Problem description = Gather all lines in the entries below that include the word "星汇上品园区实景图抢先看".
== Working data ==
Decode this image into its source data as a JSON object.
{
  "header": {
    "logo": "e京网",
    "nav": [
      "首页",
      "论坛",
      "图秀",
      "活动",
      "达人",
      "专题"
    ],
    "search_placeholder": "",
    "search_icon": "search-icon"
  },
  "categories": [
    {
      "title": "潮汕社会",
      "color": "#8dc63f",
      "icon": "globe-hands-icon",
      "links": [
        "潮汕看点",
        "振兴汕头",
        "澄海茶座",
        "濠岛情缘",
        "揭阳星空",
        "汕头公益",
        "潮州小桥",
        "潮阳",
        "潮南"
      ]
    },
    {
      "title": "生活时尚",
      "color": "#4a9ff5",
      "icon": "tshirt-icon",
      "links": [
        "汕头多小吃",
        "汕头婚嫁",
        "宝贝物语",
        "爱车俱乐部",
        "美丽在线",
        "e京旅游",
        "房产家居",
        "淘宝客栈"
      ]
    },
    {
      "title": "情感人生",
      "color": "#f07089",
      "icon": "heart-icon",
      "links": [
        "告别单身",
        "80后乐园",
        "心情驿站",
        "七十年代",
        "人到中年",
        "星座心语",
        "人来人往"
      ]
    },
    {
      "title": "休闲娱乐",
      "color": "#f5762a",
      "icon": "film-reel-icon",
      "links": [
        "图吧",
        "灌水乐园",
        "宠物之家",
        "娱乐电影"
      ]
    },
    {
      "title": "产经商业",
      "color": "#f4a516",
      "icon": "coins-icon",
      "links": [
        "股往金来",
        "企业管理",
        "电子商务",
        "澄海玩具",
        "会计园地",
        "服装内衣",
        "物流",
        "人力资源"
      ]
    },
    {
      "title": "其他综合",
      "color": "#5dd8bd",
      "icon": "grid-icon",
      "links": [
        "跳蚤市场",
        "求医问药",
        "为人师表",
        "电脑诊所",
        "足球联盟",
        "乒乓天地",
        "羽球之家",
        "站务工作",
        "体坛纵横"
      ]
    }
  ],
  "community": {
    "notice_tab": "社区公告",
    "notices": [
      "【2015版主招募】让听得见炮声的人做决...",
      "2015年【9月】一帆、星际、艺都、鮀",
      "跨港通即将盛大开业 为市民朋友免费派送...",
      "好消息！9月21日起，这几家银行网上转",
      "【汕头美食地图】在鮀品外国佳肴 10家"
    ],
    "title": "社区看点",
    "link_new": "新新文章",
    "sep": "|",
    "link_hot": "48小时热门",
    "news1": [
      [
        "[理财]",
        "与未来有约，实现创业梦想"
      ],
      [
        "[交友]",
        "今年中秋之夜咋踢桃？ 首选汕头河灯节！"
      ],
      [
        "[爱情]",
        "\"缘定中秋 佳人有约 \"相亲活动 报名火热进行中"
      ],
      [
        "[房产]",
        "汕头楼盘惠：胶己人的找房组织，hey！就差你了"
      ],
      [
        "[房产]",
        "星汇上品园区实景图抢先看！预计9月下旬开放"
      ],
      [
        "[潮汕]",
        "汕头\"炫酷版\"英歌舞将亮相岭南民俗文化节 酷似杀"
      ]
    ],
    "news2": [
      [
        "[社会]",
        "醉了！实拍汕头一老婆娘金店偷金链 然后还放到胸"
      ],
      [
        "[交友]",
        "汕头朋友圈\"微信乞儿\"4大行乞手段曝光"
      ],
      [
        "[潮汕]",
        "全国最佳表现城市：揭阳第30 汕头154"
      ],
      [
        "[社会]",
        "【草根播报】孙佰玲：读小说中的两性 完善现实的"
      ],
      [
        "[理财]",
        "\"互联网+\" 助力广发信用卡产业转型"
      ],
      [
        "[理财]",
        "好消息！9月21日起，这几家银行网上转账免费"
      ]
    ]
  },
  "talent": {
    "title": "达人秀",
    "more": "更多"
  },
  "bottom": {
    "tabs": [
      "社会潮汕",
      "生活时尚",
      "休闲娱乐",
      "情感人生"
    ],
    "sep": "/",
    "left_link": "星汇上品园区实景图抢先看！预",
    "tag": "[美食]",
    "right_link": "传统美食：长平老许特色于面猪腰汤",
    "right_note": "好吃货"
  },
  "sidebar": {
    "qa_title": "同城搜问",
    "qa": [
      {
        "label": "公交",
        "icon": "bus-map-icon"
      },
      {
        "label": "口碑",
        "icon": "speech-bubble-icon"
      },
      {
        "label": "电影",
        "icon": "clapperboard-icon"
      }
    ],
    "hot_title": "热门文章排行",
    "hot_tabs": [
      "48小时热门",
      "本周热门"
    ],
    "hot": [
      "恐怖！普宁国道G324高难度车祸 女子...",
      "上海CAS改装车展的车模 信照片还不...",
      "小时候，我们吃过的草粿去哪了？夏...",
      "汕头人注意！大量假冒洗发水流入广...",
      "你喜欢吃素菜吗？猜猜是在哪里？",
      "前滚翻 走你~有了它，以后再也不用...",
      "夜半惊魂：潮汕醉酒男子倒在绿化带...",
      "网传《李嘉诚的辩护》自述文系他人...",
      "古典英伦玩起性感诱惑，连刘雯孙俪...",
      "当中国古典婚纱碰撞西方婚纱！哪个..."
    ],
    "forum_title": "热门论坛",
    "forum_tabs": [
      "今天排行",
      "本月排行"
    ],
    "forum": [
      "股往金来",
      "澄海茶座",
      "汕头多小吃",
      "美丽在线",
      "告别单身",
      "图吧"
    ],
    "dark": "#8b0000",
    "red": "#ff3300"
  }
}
===
Exercise output =
        "星汇上品园区实景图抢先看！预计9月下旬开放"
    "left_link": "星汇上品园区实景图抢先看！预",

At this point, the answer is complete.